START
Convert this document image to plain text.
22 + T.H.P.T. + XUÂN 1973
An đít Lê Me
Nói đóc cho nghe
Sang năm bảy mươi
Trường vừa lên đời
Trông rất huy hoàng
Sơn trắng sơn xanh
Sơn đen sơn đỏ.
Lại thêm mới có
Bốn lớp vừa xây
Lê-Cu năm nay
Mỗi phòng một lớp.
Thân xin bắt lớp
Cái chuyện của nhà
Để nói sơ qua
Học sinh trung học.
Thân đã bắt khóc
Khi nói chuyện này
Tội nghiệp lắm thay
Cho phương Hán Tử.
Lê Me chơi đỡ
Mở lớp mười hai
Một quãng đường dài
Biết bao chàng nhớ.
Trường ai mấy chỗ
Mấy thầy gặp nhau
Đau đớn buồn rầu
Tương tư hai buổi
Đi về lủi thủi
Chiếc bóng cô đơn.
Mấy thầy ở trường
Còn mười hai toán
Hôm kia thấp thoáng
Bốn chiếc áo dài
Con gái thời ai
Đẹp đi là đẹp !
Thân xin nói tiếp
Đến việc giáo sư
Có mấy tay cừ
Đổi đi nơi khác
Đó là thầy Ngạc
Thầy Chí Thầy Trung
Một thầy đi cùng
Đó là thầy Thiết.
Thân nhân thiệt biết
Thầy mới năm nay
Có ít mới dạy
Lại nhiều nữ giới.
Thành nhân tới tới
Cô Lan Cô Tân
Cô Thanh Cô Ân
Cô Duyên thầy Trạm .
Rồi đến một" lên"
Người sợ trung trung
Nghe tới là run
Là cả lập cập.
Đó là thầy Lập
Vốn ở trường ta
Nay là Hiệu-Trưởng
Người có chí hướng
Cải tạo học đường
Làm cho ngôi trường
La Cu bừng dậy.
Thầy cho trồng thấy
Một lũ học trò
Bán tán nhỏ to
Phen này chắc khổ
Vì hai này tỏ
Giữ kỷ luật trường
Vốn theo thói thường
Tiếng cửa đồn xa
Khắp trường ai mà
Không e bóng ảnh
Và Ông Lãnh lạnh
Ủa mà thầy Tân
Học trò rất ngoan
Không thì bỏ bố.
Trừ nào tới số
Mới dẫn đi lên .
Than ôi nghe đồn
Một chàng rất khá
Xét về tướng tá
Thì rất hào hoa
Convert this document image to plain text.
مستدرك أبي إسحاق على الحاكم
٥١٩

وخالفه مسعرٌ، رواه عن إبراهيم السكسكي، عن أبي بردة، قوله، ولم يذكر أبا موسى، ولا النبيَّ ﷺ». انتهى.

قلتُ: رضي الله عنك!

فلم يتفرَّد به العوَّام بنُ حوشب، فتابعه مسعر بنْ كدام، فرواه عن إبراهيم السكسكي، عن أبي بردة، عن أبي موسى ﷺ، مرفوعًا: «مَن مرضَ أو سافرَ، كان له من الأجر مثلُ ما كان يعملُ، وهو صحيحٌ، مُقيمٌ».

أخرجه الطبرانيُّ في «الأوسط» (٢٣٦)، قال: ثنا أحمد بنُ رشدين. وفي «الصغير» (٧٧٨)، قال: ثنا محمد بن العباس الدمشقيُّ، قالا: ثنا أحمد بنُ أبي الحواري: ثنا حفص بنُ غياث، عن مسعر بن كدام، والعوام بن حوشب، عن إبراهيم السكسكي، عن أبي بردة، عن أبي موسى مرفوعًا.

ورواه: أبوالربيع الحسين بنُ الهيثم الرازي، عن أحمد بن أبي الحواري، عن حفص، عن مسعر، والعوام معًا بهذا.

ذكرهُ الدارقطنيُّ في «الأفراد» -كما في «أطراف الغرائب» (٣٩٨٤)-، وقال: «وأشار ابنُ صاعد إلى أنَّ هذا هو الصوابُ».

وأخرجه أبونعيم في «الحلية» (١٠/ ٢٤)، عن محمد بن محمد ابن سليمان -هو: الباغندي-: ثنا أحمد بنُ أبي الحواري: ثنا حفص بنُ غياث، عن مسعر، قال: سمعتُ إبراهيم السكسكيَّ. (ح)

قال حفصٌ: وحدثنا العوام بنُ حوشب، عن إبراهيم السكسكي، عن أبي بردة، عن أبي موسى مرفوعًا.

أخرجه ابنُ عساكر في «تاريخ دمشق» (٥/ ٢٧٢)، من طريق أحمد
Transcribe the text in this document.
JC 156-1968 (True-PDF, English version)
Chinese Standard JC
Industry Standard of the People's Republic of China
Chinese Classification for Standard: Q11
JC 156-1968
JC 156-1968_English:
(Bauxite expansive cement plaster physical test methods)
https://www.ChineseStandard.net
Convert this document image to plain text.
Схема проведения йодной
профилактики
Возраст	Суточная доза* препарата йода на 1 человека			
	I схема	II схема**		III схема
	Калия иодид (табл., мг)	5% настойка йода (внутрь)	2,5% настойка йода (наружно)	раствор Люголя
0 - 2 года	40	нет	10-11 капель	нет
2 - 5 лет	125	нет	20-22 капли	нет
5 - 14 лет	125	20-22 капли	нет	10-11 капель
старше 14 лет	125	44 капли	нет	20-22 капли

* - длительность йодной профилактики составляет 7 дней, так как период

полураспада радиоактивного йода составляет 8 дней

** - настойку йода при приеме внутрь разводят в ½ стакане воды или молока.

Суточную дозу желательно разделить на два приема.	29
END
• [What the task asks]:
Copy out all of the lines above exactly.

• [Solution to this task]:
Convert this document image to plain text.
22 + T.H.P.T. + XUÂN 1973
An đít Lê Me
Nói đóc cho nghe
Sang năm bảy mươi
Trường vừa lên đời
Trông rất huy hoàng
Sơn trắng sơn xanh
Sơn đen sơn đỏ.
Lại thêm mới có
Bốn lớp vừa xây
Lê-Cu năm nay
Mỗi phòng một lớp.
Thân xin bắt lớp
Cái chuyện của nhà
Để nói sơ qua
Học sinh trung học.
Thân đã bắt khóc
Khi nói chuyện này
Tội nghiệp lắm thay
Cho phương Hán Tử.
Lê Me chơi đỡ
Mở lớp mười hai
Một quãng đường dài
Biết bao chàng nhớ.
Trường ai mấy chỗ
Mấy thầy gặp nhau
Đau đớn buồn rầu
Tương tư hai buổi
Đi về lủi thủi
Chiếc bóng cô đơn.
Mấy thầy ở trường
Còn mười hai toán
Hôm kia thấp thoáng
Bốn chiếc áo dài
Con gái thời ai
Đẹp đi là đẹp !
Thân xin nói tiếp
Đến việc giáo sư
Có mấy tay cừ
Đổi đi nơi khác
Đó là thầy Ngạc
Thầy Chí Thầy Trung
Một thầy đi cùng
Đó là thầy Thiết.
Thân nhân thiệt biết
Thầy mới năm nay
Có ít mới dạy
Lại nhiều nữ giới.
Thành nhân tới tới
Cô Lan Cô Tân
Cô Thanh Cô Ân
Cô Duyên thầy Trạm .
Rồi đến một" lên"
Người sợ trung trung
Nghe tới là run
Là cả lập cập.
Đó là thầy Lập
Vốn ở trường ta
Nay là Hiệu-Trưởng
Người có chí hướng
Cải tạo học đường
Làm cho ngôi trường
La Cu bừng dậy.
Thầy cho trồng thấy
Một lũ học trò
Bán tán nhỏ to
Phen này chắc khổ
Vì hai này tỏ
Giữ kỷ luật trường
Vốn theo thói thường
Tiếng cửa đồn xa
Khắp trường ai mà
Không e bóng ảnh
Và Ông Lãnh lạnh
Ủa mà thầy Tân
Học trò rất ngoan
Không thì bỏ bố.
Trừ nào tới số
Mới dẫn đi lên .
Than ôi nghe đồn
Một chàng rất khá
Xét về tướng tá
Thì rất hào hoa
Convert this document image to plain text.
مستدرك أبي إسحاق على الحاكم
٥١٩

وخالفه مسعرٌ، رواه عن إبراهيم السكسكي، عن أبي بردة، قوله، ولم يذكر أبا موسى، ولا النبيَّ ﷺ». انتهى.

قلتُ: رضي الله عنك!

فلم يتفرَّد به العوَّام بنُ حوشب، فتابعه مسعر بنْ كدام، فرواه عن إبراهيم السكسكي، عن أبي بردة، عن أبي موسى ﷺ، مرفوعًا: «مَن مرضَ أو سافرَ، كان له من الأجر مثلُ ما كان يعملُ، وهو صحيحٌ، مُقيمٌ».

أخرجه الطبرانيُّ في «الأوسط» (٢٣٦)، قال: ثنا أحمد بنُ رشدين. وفي «الصغير» (٧٧٨)، قال: ثنا محمد بن العباس الدمشقيُّ، قالا: ثنا أحمد بنُ أبي الحواري: ثنا حفص بنُ غياث، عن مسعر بن كدام، والعوام بن حوشب، عن إبراهيم السكسكي، عن أبي بردة، عن أبي موسى مرفوعًا.

ورواه: أبوالربيع الحسين بنُ الهيثم الرازي، عن أحمد بن أبي الحواري، عن حفص، عن مسعر، والعوام معًا بهذا.

ذكرهُ الدارقطنيُّ في «الأفراد» -كما في «أطراف الغرائب» (٣٩٨٤)-، وقال: «وأشار ابنُ صاعد إلى أنَّ هذا هو الصوابُ».

وأخرجه أبونعيم في «الحلية» (١٠/ ٢٤)، عن محمد بن محمد ابن سليمان -هو: الباغندي-: ثنا أحمد بنُ أبي الحواري: ثنا حفص بنُ غياث، عن مسعر، قال: سمعتُ إبراهيم السكسكيَّ. (ح)

قال حفصٌ: وحدثنا العوام بنُ حوشب، عن إبراهيم السكسكي، عن أبي بردة، عن أبي موسى مرفوعًا.

أخرجه ابنُ عساكر في «تاريخ دمشق» (٥/ ٢٧٢)، من طريق أحمد
Transcribe the text in this document.
JC 156-1968 (True-PDF, English version)
Chinese Standard JC
Industry Standard of the People's Republic of China
Chinese Classification for Standard: Q11
JC 156-1968
JC 156-1968_English:
(Bauxite expansive cement plaster physical test methods)
https://www.ChineseStandard.net
Convert this document image to plain text.
Схема проведения йодной
профилактики
Возраст	Суточная доза* препарата йода на 1 человека			
	I схема	II схема**		III схема
	Калия иодид (табл., мг)	5% настойка йода (внутрь)	2,5% настойка йода (наружно)	раствор Люголя
0 - 2 года	40	нет	10-11 капель	нет
2 - 5 лет	125	нет	20-22 капли	нет
5 - 14 лет	125	20-22 капли	нет	10-11 капель
старше 14 лет	125	44 капли	нет	20-22 капли

* - длительность йодной профилактики составляет 7 дней, так как период

полураспада радиоактивного йода составляет 8 дней

** - настойку йода при приеме внутрь разводят в ½ стакане воды или молока.

Суточную дозу желательно разделить на два приема.	29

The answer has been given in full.